=== Objective ===
Report how many lines of the records below include the word "القاهرة". Give nothing but the number.

Data records:
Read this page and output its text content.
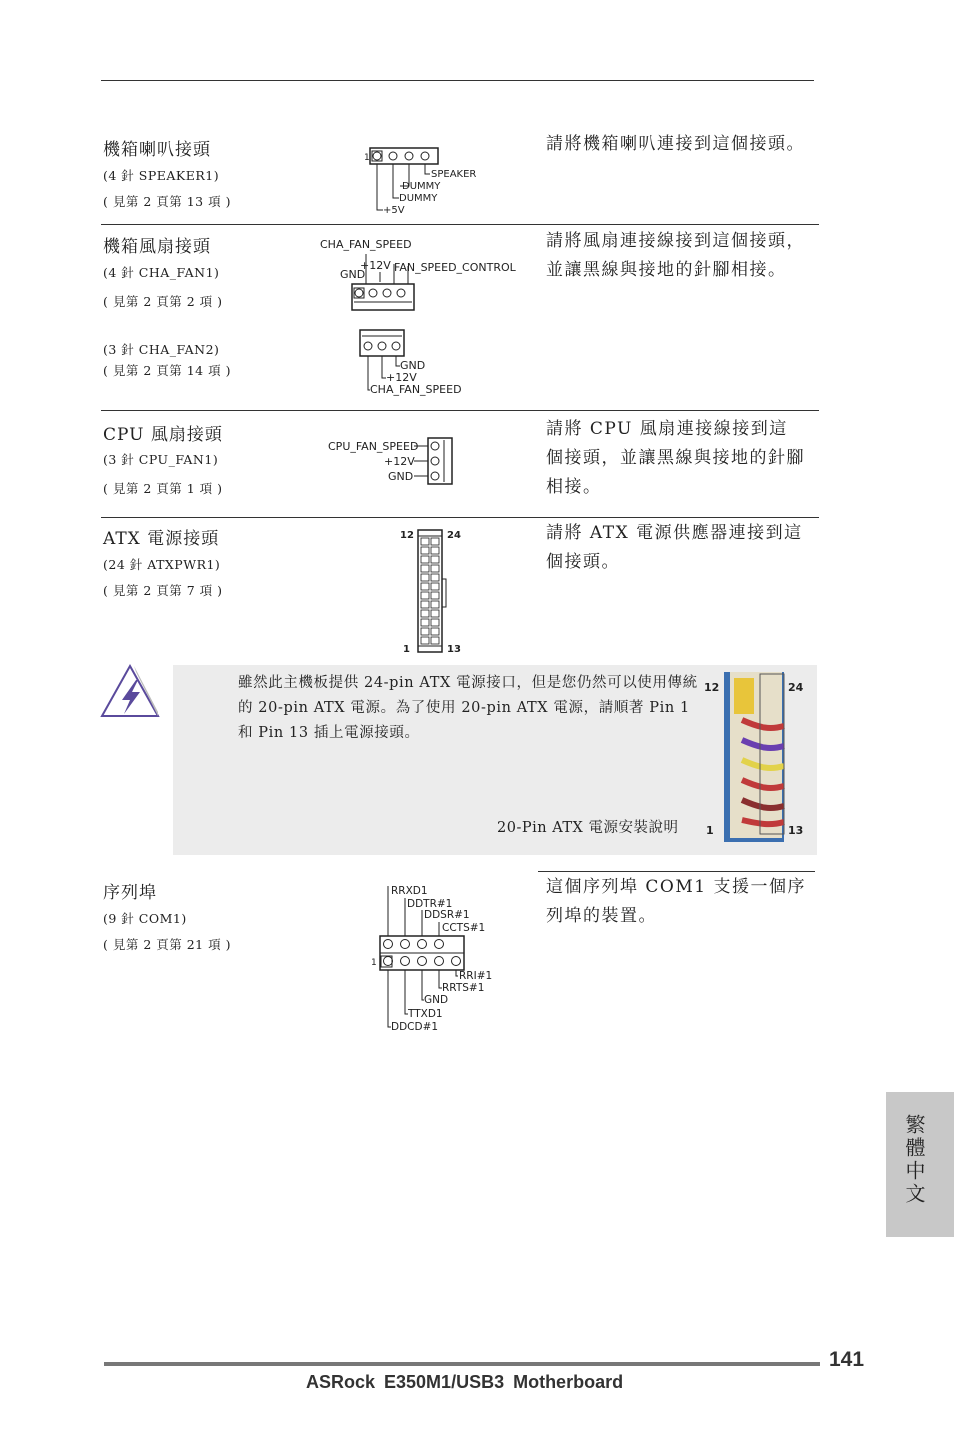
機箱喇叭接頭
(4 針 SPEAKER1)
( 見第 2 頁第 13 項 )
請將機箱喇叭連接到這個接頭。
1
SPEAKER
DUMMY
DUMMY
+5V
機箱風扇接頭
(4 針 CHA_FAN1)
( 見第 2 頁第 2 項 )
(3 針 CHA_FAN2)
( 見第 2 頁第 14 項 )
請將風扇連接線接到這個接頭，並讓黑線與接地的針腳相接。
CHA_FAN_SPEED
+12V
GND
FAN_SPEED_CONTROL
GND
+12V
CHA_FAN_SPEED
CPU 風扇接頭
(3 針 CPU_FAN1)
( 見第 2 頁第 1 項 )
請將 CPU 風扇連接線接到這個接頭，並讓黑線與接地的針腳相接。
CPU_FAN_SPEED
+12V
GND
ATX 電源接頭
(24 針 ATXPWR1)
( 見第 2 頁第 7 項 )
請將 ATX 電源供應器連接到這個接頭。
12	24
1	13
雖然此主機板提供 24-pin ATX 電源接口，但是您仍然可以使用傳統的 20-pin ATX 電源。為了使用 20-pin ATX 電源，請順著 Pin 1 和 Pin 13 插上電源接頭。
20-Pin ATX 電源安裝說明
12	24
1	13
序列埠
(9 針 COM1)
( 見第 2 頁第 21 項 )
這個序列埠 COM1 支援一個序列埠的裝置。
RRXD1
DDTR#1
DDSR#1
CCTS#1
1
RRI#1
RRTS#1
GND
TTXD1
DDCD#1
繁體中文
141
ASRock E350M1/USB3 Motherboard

...

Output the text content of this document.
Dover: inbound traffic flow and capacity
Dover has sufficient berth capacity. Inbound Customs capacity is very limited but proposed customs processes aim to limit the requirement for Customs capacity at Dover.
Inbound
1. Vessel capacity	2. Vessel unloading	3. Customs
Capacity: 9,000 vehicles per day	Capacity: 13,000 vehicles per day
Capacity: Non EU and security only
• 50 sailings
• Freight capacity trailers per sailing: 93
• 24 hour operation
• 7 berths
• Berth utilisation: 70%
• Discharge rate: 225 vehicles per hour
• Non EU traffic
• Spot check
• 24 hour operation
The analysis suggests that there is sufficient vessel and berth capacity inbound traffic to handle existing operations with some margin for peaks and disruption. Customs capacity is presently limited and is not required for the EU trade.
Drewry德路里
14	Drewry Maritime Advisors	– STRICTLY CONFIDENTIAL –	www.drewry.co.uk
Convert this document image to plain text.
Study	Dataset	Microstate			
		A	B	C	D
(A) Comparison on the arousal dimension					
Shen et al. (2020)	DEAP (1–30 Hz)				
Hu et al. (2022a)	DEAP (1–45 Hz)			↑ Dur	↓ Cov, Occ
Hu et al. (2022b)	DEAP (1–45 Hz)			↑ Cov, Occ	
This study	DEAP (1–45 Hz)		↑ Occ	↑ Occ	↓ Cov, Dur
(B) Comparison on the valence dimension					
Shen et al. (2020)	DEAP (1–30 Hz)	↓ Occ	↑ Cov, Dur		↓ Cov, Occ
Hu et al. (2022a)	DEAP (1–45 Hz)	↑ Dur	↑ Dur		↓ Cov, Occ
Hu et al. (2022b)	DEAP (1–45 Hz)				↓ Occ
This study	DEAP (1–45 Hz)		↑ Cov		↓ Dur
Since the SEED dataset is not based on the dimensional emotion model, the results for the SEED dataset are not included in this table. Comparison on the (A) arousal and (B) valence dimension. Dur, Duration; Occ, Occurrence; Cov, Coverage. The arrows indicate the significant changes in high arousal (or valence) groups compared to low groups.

---

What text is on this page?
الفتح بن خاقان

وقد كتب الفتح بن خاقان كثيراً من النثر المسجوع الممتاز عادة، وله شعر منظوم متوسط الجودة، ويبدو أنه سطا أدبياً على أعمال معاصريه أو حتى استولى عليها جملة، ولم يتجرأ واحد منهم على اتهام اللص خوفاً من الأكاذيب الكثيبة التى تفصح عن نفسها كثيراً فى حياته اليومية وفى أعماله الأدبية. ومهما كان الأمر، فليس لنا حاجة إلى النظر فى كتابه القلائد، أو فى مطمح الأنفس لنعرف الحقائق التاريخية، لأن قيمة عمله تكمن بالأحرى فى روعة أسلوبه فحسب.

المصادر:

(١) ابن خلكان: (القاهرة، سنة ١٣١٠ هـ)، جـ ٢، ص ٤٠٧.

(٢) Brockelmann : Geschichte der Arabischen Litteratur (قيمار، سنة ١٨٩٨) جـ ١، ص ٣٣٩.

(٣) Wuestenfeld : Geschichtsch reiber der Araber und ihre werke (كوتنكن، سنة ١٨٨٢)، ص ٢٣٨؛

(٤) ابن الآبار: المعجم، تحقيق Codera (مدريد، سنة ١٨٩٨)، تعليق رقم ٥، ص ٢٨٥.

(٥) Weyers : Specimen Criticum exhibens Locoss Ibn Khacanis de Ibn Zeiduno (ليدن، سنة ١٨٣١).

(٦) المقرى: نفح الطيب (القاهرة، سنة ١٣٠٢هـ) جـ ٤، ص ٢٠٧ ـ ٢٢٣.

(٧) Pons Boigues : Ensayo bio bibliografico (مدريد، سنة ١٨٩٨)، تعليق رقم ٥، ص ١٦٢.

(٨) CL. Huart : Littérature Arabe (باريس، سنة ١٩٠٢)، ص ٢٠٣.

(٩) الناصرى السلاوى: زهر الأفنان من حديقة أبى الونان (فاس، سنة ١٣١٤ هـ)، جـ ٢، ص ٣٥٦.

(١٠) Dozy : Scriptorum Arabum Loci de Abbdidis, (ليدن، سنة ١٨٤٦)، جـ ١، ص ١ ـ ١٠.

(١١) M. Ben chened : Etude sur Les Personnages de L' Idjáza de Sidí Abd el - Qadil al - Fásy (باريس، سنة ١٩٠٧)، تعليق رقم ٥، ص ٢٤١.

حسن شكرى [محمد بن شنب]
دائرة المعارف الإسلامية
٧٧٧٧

=== Result ===
2